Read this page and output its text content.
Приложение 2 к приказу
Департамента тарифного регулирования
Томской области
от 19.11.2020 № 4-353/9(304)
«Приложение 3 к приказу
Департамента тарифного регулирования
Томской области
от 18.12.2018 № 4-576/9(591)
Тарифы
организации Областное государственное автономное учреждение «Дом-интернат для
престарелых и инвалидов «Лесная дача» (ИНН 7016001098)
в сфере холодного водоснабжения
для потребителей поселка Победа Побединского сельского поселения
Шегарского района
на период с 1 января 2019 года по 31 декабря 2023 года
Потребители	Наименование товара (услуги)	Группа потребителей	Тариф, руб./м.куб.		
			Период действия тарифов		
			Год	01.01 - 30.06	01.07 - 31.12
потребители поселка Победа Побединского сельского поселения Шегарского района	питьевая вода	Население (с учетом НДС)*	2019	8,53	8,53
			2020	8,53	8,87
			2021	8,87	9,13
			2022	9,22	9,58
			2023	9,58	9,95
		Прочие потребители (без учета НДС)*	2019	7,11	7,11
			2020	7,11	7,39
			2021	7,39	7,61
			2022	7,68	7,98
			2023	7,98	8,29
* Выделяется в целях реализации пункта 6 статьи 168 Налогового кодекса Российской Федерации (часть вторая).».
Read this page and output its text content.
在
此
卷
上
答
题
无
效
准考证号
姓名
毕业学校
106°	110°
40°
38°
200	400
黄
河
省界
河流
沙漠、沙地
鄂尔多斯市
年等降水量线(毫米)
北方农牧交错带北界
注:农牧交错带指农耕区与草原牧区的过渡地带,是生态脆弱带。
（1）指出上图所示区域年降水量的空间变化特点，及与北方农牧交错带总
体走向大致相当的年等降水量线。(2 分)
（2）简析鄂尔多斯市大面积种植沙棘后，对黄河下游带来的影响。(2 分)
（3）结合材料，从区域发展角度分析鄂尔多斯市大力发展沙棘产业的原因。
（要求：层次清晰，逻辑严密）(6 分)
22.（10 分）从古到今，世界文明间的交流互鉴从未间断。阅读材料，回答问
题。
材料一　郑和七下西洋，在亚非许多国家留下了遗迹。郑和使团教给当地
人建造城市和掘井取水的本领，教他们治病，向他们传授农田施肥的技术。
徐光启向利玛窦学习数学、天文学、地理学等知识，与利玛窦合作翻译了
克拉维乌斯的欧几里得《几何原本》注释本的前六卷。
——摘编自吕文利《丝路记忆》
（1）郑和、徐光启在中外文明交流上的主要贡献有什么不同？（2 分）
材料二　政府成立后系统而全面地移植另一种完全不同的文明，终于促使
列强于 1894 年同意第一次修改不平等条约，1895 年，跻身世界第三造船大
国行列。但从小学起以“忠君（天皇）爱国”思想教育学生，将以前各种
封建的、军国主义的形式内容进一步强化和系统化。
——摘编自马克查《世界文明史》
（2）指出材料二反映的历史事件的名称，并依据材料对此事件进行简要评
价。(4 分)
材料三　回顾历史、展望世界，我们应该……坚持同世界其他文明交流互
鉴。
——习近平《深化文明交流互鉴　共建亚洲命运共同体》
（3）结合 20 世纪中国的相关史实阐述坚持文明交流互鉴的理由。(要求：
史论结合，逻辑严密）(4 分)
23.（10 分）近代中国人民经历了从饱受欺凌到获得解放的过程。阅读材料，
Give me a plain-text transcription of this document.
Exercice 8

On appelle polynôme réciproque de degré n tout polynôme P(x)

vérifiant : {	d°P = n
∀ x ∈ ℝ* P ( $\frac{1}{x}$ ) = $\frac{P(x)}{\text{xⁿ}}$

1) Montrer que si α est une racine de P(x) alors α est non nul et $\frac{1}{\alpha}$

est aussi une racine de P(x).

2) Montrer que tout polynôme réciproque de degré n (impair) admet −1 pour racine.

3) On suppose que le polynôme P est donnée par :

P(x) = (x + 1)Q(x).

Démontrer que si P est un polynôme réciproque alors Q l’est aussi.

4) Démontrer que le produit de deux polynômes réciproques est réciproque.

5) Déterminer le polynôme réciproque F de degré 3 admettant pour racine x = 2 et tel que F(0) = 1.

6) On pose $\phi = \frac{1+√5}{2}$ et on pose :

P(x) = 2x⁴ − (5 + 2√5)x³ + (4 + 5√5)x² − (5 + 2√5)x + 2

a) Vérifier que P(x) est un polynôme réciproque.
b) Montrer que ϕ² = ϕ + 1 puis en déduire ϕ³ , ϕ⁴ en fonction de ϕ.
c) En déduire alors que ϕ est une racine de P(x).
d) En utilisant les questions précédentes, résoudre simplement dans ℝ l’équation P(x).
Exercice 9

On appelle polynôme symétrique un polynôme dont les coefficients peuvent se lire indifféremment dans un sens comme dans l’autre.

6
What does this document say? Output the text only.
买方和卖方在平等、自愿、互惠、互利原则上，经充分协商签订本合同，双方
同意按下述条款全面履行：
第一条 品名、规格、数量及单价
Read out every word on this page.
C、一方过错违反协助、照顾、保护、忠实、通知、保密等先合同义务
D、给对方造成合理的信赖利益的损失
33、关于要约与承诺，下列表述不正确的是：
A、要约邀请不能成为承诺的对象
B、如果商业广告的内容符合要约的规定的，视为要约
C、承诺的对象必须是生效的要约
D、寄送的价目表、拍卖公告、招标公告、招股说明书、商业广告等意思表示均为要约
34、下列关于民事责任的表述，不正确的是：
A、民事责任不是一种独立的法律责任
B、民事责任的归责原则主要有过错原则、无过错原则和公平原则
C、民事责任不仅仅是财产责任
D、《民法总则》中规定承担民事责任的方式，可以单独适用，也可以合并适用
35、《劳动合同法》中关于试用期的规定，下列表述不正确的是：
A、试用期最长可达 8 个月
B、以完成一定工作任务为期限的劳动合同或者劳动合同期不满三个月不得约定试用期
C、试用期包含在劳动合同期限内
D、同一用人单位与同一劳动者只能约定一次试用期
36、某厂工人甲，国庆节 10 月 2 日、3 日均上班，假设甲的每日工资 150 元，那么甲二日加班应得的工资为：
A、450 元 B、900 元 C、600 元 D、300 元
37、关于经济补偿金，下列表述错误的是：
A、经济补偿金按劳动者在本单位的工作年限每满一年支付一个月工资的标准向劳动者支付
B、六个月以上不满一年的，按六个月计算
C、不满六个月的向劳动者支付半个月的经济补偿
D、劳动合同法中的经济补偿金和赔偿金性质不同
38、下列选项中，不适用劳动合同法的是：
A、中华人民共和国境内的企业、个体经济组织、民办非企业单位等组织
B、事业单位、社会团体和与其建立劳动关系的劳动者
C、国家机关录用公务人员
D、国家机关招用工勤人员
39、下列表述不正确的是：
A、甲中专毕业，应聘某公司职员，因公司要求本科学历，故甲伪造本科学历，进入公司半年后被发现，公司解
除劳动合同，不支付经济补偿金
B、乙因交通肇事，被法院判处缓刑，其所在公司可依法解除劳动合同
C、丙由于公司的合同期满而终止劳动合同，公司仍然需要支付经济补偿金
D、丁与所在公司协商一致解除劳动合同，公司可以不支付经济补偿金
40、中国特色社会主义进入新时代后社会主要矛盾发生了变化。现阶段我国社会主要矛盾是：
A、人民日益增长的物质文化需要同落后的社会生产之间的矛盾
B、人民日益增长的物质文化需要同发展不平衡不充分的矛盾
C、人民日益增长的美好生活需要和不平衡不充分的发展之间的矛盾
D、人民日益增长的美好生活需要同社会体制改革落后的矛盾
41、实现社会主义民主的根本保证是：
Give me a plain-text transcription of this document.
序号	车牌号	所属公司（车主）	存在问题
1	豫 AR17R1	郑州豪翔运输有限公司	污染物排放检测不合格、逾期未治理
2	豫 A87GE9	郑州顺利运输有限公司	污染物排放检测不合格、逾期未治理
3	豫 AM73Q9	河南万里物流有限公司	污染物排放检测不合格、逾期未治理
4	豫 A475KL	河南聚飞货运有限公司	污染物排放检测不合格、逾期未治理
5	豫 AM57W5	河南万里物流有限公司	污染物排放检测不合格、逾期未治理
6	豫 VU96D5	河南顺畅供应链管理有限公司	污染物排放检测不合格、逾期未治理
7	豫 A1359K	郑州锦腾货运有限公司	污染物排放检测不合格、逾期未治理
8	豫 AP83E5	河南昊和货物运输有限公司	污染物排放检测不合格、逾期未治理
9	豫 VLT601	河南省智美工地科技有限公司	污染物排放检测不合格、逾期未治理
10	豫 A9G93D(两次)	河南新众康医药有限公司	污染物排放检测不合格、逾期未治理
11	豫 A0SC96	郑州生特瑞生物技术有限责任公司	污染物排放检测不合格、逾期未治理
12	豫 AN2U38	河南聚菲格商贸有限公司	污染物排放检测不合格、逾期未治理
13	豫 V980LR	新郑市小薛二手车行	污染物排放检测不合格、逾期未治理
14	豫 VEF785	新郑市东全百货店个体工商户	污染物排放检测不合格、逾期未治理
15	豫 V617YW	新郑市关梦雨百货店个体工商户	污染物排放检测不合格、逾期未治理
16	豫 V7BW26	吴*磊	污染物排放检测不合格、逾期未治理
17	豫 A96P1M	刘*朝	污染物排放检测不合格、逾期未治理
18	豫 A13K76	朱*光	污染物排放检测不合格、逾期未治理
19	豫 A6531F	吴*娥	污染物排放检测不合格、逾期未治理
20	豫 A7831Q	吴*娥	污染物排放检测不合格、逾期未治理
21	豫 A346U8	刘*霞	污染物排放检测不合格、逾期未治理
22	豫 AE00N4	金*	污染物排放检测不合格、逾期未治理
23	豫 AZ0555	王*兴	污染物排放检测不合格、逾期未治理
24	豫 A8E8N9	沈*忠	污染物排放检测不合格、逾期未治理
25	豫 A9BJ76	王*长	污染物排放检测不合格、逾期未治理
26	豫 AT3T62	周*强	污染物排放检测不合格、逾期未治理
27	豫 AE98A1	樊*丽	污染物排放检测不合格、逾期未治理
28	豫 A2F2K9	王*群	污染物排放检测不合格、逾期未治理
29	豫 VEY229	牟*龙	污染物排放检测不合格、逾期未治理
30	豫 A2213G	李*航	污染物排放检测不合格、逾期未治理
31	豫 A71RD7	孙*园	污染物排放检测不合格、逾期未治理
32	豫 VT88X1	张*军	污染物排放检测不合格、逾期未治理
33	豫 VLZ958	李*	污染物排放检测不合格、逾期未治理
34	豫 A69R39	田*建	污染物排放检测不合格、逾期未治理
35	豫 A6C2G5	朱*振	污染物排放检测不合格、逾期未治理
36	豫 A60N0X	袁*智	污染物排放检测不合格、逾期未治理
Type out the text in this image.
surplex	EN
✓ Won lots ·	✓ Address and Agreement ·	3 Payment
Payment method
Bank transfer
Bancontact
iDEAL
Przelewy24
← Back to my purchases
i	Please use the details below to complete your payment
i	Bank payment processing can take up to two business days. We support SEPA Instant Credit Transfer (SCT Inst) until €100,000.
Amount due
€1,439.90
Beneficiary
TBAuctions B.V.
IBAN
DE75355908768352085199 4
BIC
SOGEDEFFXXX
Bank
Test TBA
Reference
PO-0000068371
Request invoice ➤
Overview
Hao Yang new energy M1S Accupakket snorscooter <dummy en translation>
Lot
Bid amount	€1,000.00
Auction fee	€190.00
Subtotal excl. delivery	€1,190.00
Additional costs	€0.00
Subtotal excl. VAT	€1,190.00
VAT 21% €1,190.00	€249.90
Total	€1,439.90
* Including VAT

» **Problem details**
Output nothing but the number of lines in the data containing the string "Bank".

» **Task result**
3